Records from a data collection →
.....
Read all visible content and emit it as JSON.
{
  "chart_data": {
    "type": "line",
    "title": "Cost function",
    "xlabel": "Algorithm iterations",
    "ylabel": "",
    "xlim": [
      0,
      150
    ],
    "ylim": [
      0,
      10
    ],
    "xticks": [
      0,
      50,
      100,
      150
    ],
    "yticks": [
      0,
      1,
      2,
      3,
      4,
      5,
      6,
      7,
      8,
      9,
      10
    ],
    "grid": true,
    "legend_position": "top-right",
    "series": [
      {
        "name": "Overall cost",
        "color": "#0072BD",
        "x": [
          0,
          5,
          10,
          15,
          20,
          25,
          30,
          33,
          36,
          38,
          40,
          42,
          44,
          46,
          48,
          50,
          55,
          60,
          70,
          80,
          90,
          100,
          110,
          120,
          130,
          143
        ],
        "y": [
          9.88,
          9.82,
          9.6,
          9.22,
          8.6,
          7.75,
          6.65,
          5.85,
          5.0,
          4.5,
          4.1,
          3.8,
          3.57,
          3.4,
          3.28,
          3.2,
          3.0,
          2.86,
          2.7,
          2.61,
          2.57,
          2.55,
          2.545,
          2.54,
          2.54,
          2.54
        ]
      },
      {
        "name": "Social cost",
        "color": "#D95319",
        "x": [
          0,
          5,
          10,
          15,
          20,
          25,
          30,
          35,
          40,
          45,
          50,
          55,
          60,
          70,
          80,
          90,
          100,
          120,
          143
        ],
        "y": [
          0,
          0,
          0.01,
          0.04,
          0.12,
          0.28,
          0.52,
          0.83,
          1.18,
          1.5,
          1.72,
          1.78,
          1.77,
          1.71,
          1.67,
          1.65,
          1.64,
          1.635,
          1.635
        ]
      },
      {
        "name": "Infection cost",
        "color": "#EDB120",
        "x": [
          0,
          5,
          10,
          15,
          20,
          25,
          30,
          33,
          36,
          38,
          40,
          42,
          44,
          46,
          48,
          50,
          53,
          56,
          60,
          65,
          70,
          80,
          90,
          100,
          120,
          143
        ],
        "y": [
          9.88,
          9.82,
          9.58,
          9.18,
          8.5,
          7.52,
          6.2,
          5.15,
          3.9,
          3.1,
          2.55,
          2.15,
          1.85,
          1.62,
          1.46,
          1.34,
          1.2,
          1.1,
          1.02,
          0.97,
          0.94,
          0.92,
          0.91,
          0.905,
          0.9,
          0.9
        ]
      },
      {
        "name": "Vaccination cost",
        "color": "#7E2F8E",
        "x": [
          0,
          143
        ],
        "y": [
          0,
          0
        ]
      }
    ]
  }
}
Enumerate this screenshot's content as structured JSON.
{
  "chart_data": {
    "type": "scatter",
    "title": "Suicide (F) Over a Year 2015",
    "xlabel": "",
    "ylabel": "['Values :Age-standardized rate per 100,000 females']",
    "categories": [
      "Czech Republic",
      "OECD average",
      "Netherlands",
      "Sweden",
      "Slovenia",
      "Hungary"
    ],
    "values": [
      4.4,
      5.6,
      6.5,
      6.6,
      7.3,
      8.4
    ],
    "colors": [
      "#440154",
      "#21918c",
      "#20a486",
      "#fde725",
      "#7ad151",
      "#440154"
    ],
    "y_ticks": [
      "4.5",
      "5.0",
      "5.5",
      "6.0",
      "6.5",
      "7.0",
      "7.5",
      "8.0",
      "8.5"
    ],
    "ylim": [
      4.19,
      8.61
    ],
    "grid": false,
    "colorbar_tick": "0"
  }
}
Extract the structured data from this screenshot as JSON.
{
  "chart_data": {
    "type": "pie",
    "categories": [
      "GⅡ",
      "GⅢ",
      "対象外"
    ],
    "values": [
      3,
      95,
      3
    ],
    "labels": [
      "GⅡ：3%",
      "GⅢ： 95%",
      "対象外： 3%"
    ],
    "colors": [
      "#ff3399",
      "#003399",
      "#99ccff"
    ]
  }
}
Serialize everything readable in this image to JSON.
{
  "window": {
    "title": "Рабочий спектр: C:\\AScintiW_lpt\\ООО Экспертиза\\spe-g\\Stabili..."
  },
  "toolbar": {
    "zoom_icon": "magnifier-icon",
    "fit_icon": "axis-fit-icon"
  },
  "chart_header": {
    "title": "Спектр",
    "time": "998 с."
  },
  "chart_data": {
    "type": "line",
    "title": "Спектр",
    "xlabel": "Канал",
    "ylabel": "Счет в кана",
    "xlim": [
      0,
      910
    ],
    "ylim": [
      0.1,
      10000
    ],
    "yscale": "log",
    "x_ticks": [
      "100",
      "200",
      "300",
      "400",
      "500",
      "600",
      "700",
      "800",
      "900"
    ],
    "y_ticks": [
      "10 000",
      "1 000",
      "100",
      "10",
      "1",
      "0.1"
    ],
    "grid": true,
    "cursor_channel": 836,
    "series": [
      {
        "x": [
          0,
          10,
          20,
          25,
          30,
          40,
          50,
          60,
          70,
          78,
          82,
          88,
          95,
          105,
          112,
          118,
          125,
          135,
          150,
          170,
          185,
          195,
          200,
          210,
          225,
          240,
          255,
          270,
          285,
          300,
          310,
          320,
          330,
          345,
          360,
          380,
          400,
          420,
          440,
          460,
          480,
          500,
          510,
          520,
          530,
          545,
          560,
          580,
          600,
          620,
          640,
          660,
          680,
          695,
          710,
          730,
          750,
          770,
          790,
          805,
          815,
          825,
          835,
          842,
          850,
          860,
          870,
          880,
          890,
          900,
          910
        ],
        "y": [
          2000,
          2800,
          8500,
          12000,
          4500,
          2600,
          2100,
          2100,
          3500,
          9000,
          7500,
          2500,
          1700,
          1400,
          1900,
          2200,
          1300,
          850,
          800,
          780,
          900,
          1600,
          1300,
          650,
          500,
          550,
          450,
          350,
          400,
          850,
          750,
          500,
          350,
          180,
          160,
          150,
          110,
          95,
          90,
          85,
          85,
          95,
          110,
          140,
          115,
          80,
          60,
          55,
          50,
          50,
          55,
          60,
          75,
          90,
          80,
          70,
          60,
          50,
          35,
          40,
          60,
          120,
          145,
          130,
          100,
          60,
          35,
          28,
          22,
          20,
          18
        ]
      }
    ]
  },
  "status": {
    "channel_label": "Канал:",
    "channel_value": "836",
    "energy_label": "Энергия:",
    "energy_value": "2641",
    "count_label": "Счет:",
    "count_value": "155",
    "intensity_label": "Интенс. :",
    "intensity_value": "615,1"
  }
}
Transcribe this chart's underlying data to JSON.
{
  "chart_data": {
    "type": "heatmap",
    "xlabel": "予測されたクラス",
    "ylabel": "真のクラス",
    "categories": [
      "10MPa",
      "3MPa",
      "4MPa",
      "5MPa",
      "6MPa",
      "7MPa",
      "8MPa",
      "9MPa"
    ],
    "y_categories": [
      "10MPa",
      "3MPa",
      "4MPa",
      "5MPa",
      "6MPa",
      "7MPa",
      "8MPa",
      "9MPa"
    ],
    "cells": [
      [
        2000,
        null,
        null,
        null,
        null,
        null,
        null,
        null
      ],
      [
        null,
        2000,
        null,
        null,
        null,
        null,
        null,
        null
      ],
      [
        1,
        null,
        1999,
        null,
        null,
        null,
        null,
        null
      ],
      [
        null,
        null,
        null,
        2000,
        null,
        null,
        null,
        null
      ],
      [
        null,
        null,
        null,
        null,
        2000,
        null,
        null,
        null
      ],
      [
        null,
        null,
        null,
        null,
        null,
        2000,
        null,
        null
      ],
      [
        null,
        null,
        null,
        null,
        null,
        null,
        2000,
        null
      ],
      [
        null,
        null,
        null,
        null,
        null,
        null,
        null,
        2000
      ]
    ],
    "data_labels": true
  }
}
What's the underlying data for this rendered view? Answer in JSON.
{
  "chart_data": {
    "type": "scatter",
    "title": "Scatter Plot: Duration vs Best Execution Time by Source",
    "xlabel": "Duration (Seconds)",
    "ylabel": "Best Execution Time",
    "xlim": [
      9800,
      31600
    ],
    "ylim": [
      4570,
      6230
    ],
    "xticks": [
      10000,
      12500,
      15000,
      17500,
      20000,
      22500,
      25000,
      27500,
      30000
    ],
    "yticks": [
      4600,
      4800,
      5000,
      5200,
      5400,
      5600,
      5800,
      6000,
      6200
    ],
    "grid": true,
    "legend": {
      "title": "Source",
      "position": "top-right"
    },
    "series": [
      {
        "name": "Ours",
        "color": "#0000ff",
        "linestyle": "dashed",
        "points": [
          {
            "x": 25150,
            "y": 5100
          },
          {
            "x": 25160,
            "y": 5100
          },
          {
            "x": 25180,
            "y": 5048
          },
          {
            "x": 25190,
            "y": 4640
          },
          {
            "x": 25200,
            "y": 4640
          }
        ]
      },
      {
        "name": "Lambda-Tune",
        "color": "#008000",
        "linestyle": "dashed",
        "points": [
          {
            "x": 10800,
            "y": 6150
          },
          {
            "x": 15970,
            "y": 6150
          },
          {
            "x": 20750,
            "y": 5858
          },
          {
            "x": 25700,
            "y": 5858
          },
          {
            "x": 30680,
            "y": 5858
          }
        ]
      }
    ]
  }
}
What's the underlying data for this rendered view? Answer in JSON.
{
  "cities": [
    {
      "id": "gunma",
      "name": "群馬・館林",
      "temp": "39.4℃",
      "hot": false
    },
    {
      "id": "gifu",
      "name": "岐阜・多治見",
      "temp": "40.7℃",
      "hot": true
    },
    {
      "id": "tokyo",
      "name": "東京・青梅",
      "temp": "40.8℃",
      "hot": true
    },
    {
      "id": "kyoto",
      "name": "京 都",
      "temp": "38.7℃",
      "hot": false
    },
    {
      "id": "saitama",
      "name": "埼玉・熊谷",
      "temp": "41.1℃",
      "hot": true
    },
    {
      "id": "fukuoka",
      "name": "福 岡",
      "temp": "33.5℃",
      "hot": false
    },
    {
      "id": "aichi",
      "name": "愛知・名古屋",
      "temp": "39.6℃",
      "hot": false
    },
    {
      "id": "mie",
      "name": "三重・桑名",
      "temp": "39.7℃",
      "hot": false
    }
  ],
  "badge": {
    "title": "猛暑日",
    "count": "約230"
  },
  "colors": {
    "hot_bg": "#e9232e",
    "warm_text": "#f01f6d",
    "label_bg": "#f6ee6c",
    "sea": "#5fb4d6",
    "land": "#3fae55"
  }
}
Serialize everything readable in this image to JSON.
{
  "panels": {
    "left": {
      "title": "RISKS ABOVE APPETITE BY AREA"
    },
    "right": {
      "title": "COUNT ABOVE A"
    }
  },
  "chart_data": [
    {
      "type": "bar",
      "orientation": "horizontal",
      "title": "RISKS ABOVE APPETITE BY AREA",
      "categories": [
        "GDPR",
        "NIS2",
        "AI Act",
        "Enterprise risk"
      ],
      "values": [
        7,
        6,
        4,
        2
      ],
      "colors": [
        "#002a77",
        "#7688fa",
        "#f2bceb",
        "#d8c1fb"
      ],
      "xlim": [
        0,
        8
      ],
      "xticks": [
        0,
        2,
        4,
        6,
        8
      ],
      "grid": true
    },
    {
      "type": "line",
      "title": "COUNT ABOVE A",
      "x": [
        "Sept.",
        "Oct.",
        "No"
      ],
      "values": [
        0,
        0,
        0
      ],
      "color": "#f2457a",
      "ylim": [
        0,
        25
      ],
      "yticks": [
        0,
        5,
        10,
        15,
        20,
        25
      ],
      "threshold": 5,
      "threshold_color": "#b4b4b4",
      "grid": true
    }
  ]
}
.....
INSTRUCTIONS TO FOLLOW → Count the lines that hold the string "title", and reply with that number alone.

WRITTEN REPLY → 12